GOAL
Find every line in the records below that holds the word "salud", and copy each one.

◆ ◆ ◆

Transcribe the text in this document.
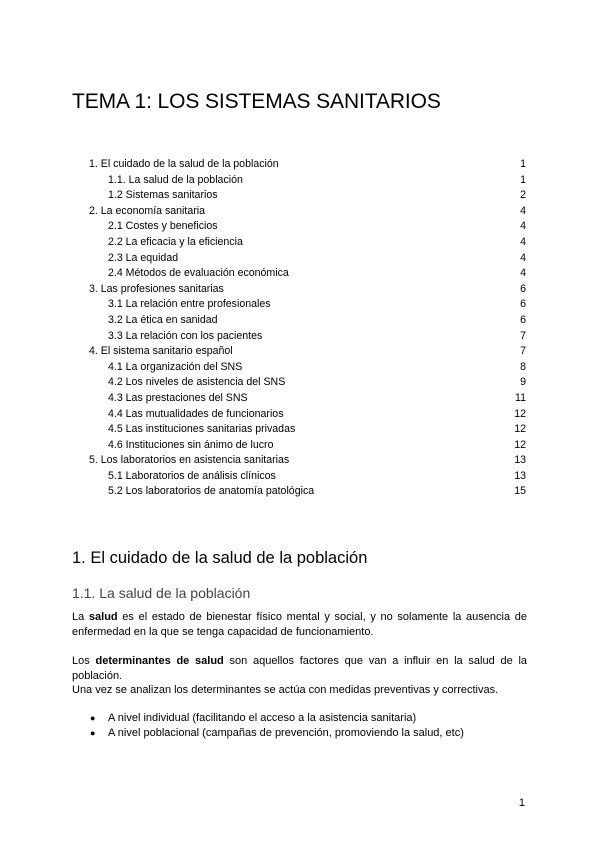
TEMA 1: LOS SISTEMAS SANITARIOS
1. El cuidado de la salud de la población	1
1.1. La salud de la población	1
1.2 Sistemas sanitarios	2
2. La economía sanitaria	4
2.1 Costes y beneficios	4
2.2 La eficacia y la eficiencia	4
2.3 La equidad	4
2.4 Métodos de evaluación económica	4
3. Las profesiones sanitarias	6
3.1 La relación entre profesionales	6
3.2 La ética en sanidad	6
3.3 La relación con los pacientes	7
4. El sistema sanitario español	7
4.1 La organización del SNS	8
4.2 Los niveles de asistencia del SNS	9
4.3 Las prestaciones del SNS	11
4.4 Las mutualidades de funcionarios	12
4.5 Las instituciones sanitarias privadas	12
4.6 Instituciones sin ánimo de lucro	12
5. Los laboratorios en asistencia sanitarias	13
5.1 Laboratorios de análisis clínicos	13
5.2 Los laboratorios de anatomía patológica	15
1. El cuidado de la salud de la población
1.1. La salud de la población

La salud es el estado de bienestar físico mental y social, y no solamente la ausencia de enfermedad en la que se tenga capacidad de funcionamiento.

Los determinantes de salud son aquellos factores que van a influir en la salud de la población.

Una vez se analizan los determinantes se actúa con medidas preventivas y correctivas.

● A nivel individual (facilitando el acceso a la asistencia sanitaria)
● A nivel poblacional (campañas de prevención, promoviendo la salud, etc)
1
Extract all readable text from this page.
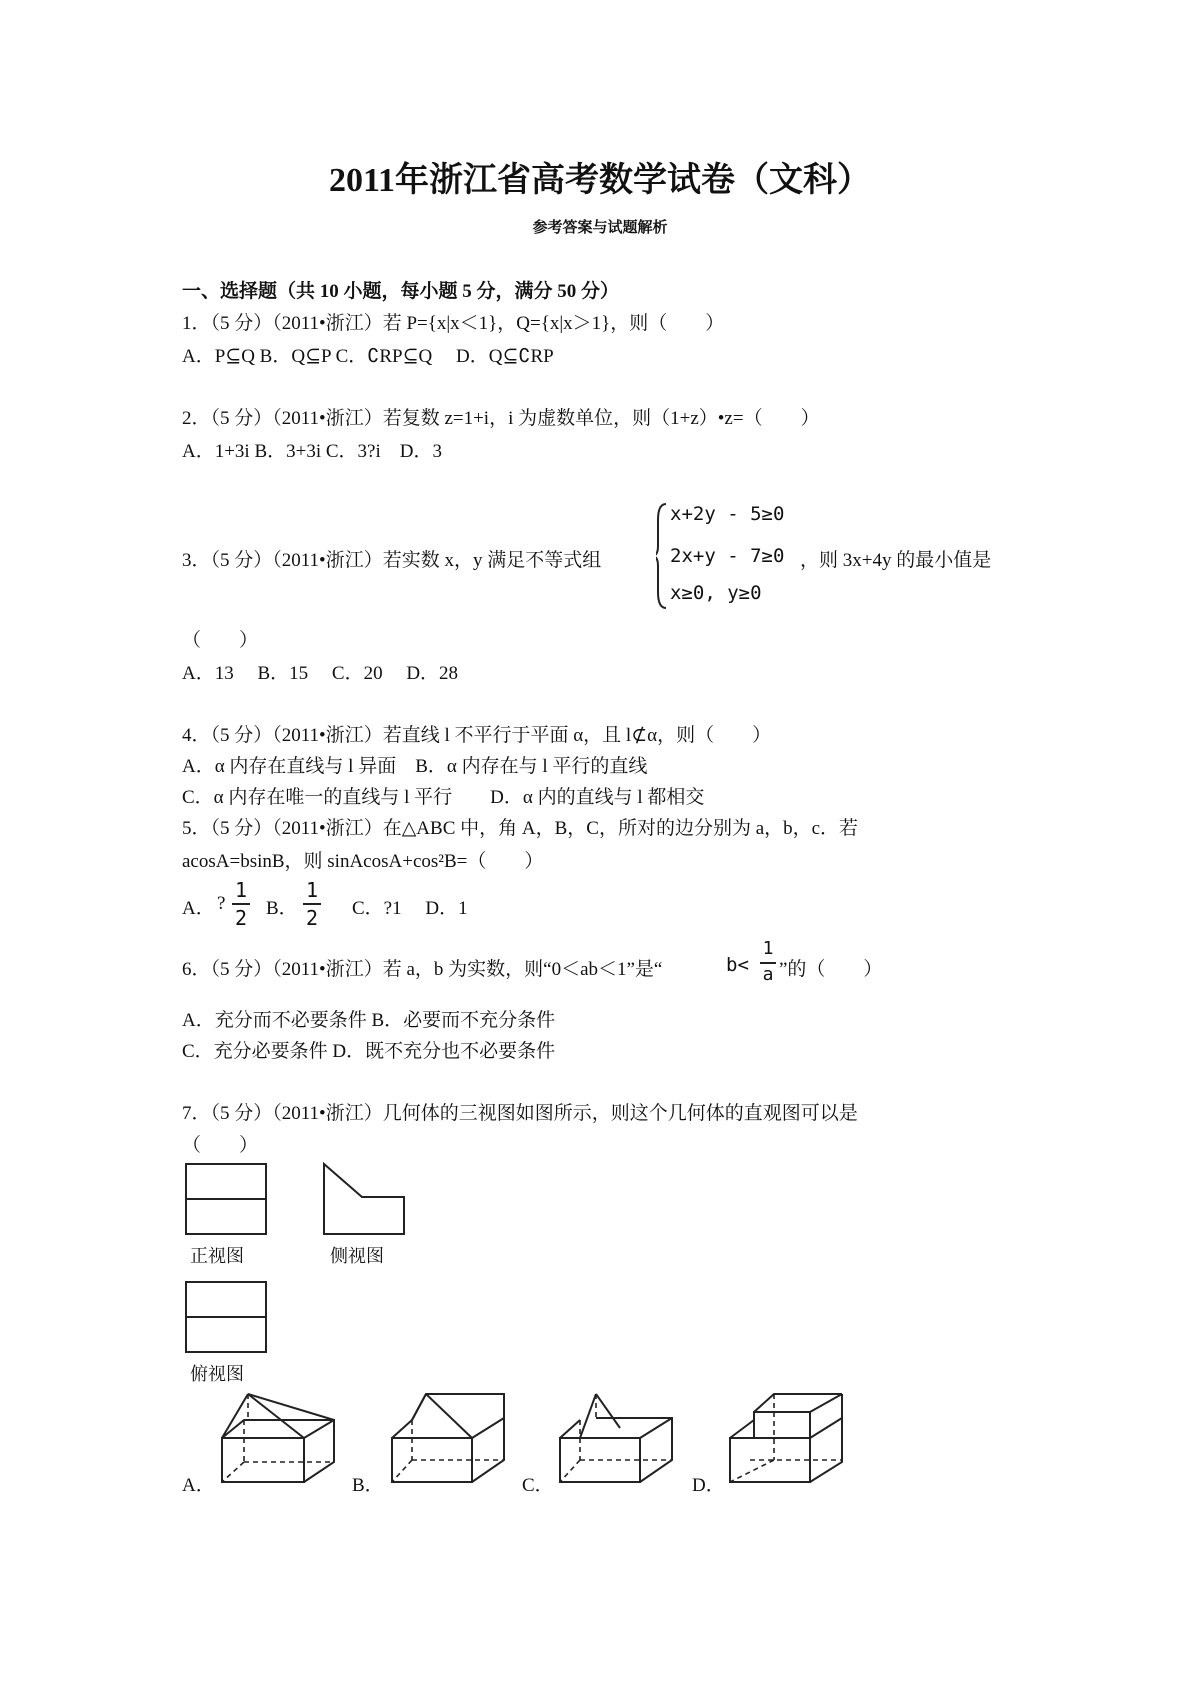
2011年浙江省高考数学试卷（文科）
参考答案与试题解析
一、选择题（共 10 小题，每小题 5 分，满分 50 分）
1．（5 分）（2011•浙江）若 P={x|x＜1}，Q={x|x＞1}，则（　　）
A．P⊆Q B．Q⊆P C．∁RP⊆Q　 D．Q⊆∁RP
2．（5 分）（2011•浙江）若复数 z=1+i，i 为虚数单位，则（1+z）•z=（　　）
A．1+3i B．3+3i C．3?i　D．3
3．（5 分）（2011•浙江）若实数 x，y 满足不等式组
x+2y - 5≥0
2x+y - 7≥0
x≥0, y≥0
，则 3x+4y 的最小值是
（　　）
A．13　 B．15　 C．20　 D．28
4．（5 分）（2011•浙江）若直线 l 不平行于平面 α，且 l⊄α，则（　　）
A．α 内存在直线与 l 异面　B．α 内存在与 l 平行的直线
C．α 内存在唯一的直线与 l 平行　　D．α 内的直线与 l 都相交
5．（5 分）（2011•浙江）在△ABC 中，角 A，B，C，所对的边分别为 a，b，c．若
acosA=bsinB，则 sinAcosA+cos²B=（　　）
A． ?
1
2 B．
1
2 C．?1　 D．1
6．（5 分）（2011•浙江）若 a，b 为实数，则“0＜ab＜1”是“	b<
1
a ”的（　　）
A．充分而不必要条件 B．必要而不充分条件
C．充分必要条件 D．既不充分也不必要条件
7．（5 分）（2011•浙江）几何体的三视图如图所示，则这个几何体的直观图可以是
（　　）
正视图	侧视图
俯视图
A．	B．	C．	D．
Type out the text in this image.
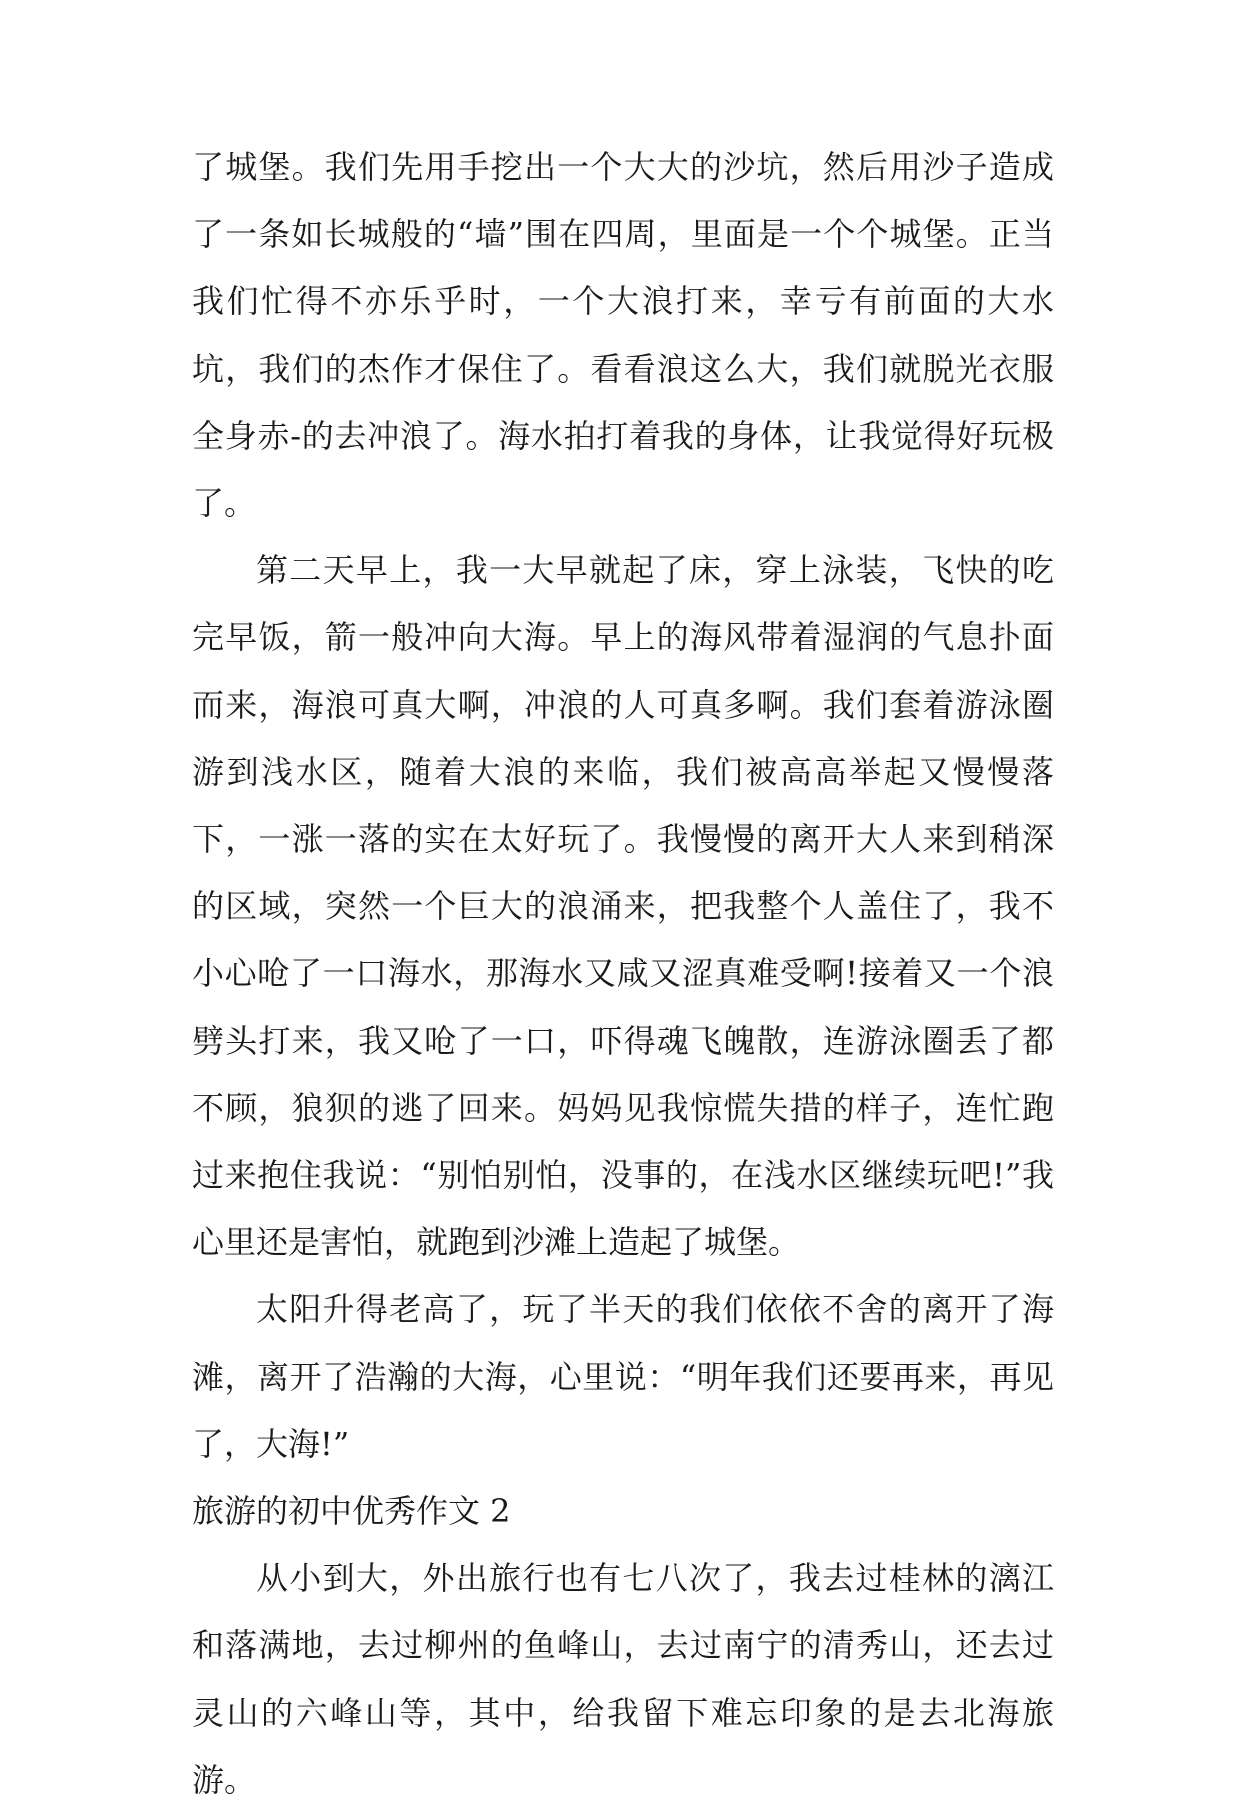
了城堡。我们先用手挖出一个大大的沙坑，然后用沙子造成了一条如长城般的“墙”围在四周，里面是一个个城堡。正当我们忙得不亦乐乎时，一个大浪打来，幸亏有前面的大水坑，我们的杰作才保住了。看看浪这么大，我们就脱光衣服全身赤-的去冲浪了。海水拍打着我的身体，让我觉得好玩极了。

第二天早上，我一大早就起了床，穿上泳装，飞快的吃完早饭，箭一般冲向大海。早上的海风带着湿润的气息扑面而来，海浪可真大啊，冲浪的人可真多啊。我们套着游泳圈游到浅水区，随着大浪的来临，我们被高高举起又慢慢落下，一涨一落的实在太好玩了。我慢慢的离开大人来到稍深的区域，突然一个巨大的浪涌来，把我整个人盖住了，我不小心呛了一口海水，那海水又咸又涩真难受啊!接着又一个浪劈头打来，我又呛了一口，吓得魂飞魄散，连游泳圈丢了都不顾，狼狈的逃了回来。妈妈见我惊慌失措的样子，连忙跑过来抱住我说：“别怕别怕，没事的，在浅水区继续玩吧!”我心里还是害怕，就跑到沙滩上造起了城堡。

太阳升得老高了，玩了半天的我们依依不舍的离开了海滩，离开了浩瀚的大海，心里说：“明年我们还要再来，再见了，大海!”

旅游的初中优秀作文 2

从小到大，外出旅行也有七八次了，我去过桂林的漓江和落满地，去过柳州的鱼峰山，去过南宁的清秀山，还去过灵山的六峰山等，其中，给我留下难忘印象的是去北海旅游。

◆ ◆ ◆

TASK ANSWER
1. El cuidado de la salud de la población	1
1.1. La salud de la población	1
1. El cuidado de la salud de la población
1.1. La salud de la población
La salud es el estado de bienestar físico mental y social, y no solamente la ausencia de enfermedad en la que se tenga capacidad de funcionamiento.
Los determinantes de salud son aquellos factores que van a influir en la salud de la población.
● A nivel poblacional (campañas de prevención, promoviendo la salud, etc)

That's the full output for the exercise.